Every record that follows should be printed verbatim.

——————————

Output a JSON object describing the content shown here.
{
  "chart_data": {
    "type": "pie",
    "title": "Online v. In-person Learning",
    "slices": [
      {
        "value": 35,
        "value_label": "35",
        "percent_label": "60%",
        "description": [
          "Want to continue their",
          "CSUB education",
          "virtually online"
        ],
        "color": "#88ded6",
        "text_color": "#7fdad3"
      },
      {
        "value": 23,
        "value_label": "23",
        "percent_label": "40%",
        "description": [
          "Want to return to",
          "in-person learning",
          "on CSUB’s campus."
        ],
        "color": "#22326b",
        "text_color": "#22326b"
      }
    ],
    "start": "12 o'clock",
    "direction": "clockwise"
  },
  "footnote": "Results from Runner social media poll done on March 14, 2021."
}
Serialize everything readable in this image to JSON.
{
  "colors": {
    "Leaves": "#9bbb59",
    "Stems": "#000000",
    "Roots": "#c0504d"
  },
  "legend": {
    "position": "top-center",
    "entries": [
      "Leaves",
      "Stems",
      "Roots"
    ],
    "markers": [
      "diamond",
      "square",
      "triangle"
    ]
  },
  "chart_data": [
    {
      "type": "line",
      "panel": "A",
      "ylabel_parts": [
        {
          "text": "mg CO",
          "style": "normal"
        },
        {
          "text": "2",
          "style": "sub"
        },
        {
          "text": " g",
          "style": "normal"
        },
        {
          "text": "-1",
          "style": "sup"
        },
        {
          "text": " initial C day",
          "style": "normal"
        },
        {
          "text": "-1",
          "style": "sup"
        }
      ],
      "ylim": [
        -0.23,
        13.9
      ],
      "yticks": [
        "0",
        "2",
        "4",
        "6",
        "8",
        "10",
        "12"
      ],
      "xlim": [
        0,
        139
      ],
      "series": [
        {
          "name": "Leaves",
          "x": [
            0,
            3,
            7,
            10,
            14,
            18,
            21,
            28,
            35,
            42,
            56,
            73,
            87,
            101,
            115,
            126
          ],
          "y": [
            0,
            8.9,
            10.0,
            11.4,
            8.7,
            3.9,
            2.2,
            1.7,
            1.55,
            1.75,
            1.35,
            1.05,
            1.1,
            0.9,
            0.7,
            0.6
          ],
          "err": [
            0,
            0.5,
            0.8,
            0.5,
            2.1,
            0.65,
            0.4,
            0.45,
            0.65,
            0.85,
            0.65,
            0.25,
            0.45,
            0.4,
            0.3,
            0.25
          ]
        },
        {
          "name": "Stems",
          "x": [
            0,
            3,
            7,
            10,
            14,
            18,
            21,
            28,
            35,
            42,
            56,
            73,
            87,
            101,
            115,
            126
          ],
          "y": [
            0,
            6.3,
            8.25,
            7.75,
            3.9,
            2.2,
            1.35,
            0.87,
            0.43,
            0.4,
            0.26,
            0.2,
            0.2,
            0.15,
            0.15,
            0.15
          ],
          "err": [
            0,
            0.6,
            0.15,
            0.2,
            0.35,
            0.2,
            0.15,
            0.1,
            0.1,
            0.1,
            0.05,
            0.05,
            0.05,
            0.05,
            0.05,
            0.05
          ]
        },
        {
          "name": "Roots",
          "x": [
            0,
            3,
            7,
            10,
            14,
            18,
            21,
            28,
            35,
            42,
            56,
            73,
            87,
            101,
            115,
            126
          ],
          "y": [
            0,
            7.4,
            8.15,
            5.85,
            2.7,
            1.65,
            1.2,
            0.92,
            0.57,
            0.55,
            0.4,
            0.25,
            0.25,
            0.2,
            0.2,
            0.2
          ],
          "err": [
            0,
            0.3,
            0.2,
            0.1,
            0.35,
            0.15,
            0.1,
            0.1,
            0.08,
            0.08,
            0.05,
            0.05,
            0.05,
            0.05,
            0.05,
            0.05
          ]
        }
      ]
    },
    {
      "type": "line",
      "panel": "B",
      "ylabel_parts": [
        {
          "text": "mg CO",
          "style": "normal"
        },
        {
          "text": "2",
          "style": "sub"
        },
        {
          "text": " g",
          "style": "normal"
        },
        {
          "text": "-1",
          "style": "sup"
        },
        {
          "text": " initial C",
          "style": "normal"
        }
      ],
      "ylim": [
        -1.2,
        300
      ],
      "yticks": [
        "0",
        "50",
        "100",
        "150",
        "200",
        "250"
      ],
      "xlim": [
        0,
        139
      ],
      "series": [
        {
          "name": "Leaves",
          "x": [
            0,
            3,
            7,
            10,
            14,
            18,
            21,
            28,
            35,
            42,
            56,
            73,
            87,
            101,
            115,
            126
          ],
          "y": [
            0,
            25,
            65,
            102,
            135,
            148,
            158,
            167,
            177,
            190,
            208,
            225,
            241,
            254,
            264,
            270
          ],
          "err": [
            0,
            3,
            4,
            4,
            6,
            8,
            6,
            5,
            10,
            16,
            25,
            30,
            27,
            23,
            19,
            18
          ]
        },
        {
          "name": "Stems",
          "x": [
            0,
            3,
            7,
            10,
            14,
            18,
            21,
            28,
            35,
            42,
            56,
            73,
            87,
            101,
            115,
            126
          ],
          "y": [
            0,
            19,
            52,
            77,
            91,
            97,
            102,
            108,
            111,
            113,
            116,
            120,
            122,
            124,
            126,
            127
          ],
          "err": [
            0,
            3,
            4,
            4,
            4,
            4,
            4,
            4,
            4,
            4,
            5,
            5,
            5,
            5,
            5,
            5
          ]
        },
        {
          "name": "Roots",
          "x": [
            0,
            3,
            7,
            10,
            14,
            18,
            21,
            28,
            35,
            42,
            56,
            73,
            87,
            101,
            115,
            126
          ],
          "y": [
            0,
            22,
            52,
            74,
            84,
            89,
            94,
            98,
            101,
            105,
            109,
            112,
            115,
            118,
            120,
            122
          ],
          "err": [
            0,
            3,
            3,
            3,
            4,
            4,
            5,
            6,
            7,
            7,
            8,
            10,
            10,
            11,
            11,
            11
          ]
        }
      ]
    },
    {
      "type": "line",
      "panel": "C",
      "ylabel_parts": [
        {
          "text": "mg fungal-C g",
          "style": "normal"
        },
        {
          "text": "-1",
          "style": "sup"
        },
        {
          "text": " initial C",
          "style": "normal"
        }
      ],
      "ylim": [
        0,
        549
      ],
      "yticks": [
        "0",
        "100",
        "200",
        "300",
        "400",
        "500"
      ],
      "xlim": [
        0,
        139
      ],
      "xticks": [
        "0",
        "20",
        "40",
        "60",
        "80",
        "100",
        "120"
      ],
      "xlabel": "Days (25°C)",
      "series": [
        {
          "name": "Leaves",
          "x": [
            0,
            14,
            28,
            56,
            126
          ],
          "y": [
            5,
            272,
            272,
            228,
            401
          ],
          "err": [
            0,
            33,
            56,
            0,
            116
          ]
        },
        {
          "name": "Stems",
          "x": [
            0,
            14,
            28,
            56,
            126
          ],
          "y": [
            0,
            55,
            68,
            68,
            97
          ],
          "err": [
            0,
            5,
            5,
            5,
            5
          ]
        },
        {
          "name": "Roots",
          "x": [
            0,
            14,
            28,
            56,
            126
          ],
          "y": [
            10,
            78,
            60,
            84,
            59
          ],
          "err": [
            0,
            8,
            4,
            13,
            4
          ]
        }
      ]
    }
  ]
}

——————————

Task response:
Output a JSON object describing the content shown here.
{
  "chart_data": {
    "type": "pie",
    "title": "Online v. In-person Learning",
    "slices": [
      {
        "value": 35,
        "value_label": "35",
        "percent_label": "60%",
        "description": [
          "Want to continue their",
          "CSUB education",
          "virtually online"
        ],
        "color": "#88ded6",
        "text_color": "#7fdad3"
      },
      {
        "value": 23,
        "value_label": "23",
        "percent_label": "40%",
        "description": [
          "Want to return to",
          "in-person learning",
          "on CSUB’s campus."
        ],
        "color": "#22326b",
        "text_color": "#22326b"
      }
    ],
    "start": "12 o'clock",
    "direction": "clockwise"
  },
  "footnote": "Results from Runner social media poll done on March 14, 2021."
}
Serialize everything readable in this image to JSON.
{
  "colors": {
    "Leaves": "#9bbb59",
    "Stems": "#000000",
    "Roots": "#c0504d"
  },
  "legend": {
    "position": "top-center",
    "entries": [
      "Leaves",
      "Stems",
      "Roots"
    ],
    "markers": [
      "diamond",
      "square",
      "triangle"
    ]
  },
  "chart_data": [
    {
      "type": "line",
      "panel": "A",
      "ylabel_parts": [
        {
          "text": "mg CO",
          "style": "normal"
        },
        {
          "text": "2",
          "style": "sub"
        },
        {
          "text": " g",
          "style": "normal"
        },
        {
          "text": "-1",
          "style": "sup"
        },
        {
          "text": " initial C day",
          "style": "normal"
        },
        {
          "text": "-1",
          "style": "sup"
        }
      ],
      "ylim": [
        -0.23,
        13.9
      ],
      "yticks": [
        "0",
        "2",
        "4",
        "6",
        "8",
        "10",
        "12"
      ],
      "xlim": [
        0,
        139
      ],
      "series": [
        {
          "name": "Leaves",
          "x": [
            0,
            3,
            7,
            10,
            14,
            18,
            21,
            28,
            35,
            42,
            56,
            73,
            87,
            101,
            115,
            126
          ],
          "y": [
            0,
            8.9,
            10.0,
            11.4,
            8.7,
            3.9,
            2.2,
            1.7,
            1.55,
            1.75,
            1.35,
            1.05,
            1.1,
            0.9,
            0.7,
            0.6
          ],
          "err": [
            0,
            0.5,
            0.8,
            0.5,
            2.1,
            0.65,
            0.4,
            0.45,
            0.65,
            0.85,
            0.65,
            0.25,
            0.45,
            0.4,
            0.3,
            0.25
          ]
        },
        {
          "name": "Stems",
          "x": [
            0,
            3,
            7,
            10,
            14,
            18,
            21,
            28,
            35,
            42,
            56,
            73,
            87,
            101,
            115,
            126
          ],
          "y": [
            0,
            6.3,
            8.25,
            7.75,
            3.9,
            2.2,
            1.35,
            0.87,
            0.43,
            0.4,
            0.26,
            0.2,
            0.2,
            0.15,
            0.15,
            0.15
          ],
          "err": [
            0,
            0.6,
            0.15,
            0.2,
            0.35,
            0.2,
            0.15,
            0.1,
            0.1,
            0.1,
            0.05,
            0.05,
            0.05,
            0.05,
            0.05,
            0.05
          ]
        },
        {
          "name": "Roots",
          "x": [
            0,
            3,
            7,
            10,
            14,
            18,
            21,
            28,
            35,
            42,
            56,
            73,
            87,
            101,
            115,
            126
          ],
          "y": [
            0,
            7.4,
            8.15,
            5.85,
            2.7,
            1.65,
            1.2,
            0.92,
            0.57,
            0.55,
            0.4,
            0.25,
            0.25,
            0.2,
            0.2,
            0.2
          ],
          "err": [
            0,
            0.3,
            0.2,
            0.1,
            0.35,
            0.15,
            0.1,
            0.1,
            0.08,
            0.08,
            0.05,
            0.05,
            0.05,
            0.05,
            0.05,
            0.05
          ]
        }
      ]
    },
    {
      "type": "line",
      "panel": "B",
      "ylabel_parts": [
        {
          "text": "mg CO",
          "style": "normal"
        },
        {
          "text": "2",
          "style": "sub"
        },
        {
          "text": " g",
          "style": "normal"
        },
        {
          "text": "-1",
          "style": "sup"
        },
        {
          "text": " initial C",
          "style": "normal"
        }
      ],
      "ylim": [
        -1.2,
        300
      ],
      "yticks": [
        "0",
        "50",
        "100",
        "150",
        "200",
        "250"
      ],
      "xlim": [
        0,
        139
      ],
      "series": [
        {
          "name": "Leaves",
          "x": [
            0,
            3,
            7,
            10,
            14,
            18,
            21,
            28,
            35,
            42,
            56,
            73,
            87,
            101,
            115,
            126
          ],
          "y": [
            0,
            25,
            65,
            102,
            135,
            148,
            158,
            167,
            177,
            190,
            208,
            225,
            241,
            254,
            264,
            270
          ],
          "err": [
            0,
            3,
            4,
            4,
            6,
            8,
            6,
            5,
            10,
            16,
            25,
            30,
            27,
            23,
            19,
            18
          ]
        },
        {
          "name": "Stems",
          "x": [
            0,
            3,
            7,
            10,
            14,
            18,
            21,
            28,
            35,
            42,
            56,
            73,
            87,
            101,
            115,
            126
          ],
          "y": [
            0,
            19,
            52,
            77,
            91,
            97,
            102,
            108,
            111,
            113,
            116,
            120,
            122,
            124,
            126,
            127
          ],
          "err": [
            0,
            3,
            4,
            4,
            4,
            4,
            4,
            4,
            4,
            4,
            5,
            5,
            5,
            5,
            5,
            5
          ]
        },
        {
          "name": "Roots",
          "x": [
            0,
            3,
            7,
            10,
            14,
            18,
            21,
            28,
            35,
            42,
            56,
            73,
            87,
            101,
            115,
            126
          ],
          "y": [
            0,
            22,
            52,
            74,
            84,
            89,
            94,
            98,
            101,
            105,
            109,
            112,
            115,
            118,
            120,
            122
          ],
          "err": [
            0,
            3,
            3,
            3,
            4,
            4,
            5,
            6,
            7,
            7,
            8,
            10,
            10,
            11,
            11,
            11
          ]
        }
      ]
    },
    {
      "type": "line",
      "panel": "C",
      "ylabel_parts": [
        {
          "text": "mg fungal-C g",
          "style": "normal"
        },
        {
          "text": "-1",
          "style": "sup"
        },
        {
          "text": " initial C",
          "style": "normal"
        }
      ],
      "ylim": [
        0,
        549
      ],
      "yticks": [
        "0",
        "100",
        "200",
        "300",
        "400",
        "500"
      ],
      "xlim": [
        0,
        139
      ],
      "xticks": [
        "0",
        "20",
        "40",
        "60",
        "80",
        "100",
        "120"
      ],
      "xlabel": "Days (25°C)",
      "series": [
        {
          "name": "Leaves",
          "x": [
            0,
            14,
            28,
            56,
            126
          ],
          "y": [
            5,
            272,
            272,
            228,
            401
          ],
          "err": [
            0,
            33,
            56,
            0,
            116
          ]
        },
        {
          "name": "Stems",
          "x": [
            0,
            14,
            28,
            56,
            126
          ],
          "y": [
            0,
            55,
            68,
            68,
            97
          ],
          "err": [
            0,
            5,
            5,
            5,
            5
          ]
        },
        {
          "name": "Roots",
          "x": [
            0,
            14,
            28,
            56,
            126
          ],
          "y": [
            10,
            78,
            60,
            84,
            59
          ],
          "err": [
            0,
            8,
            4,
            13,
            4
          ]
        }
      ]
    }
  ]
}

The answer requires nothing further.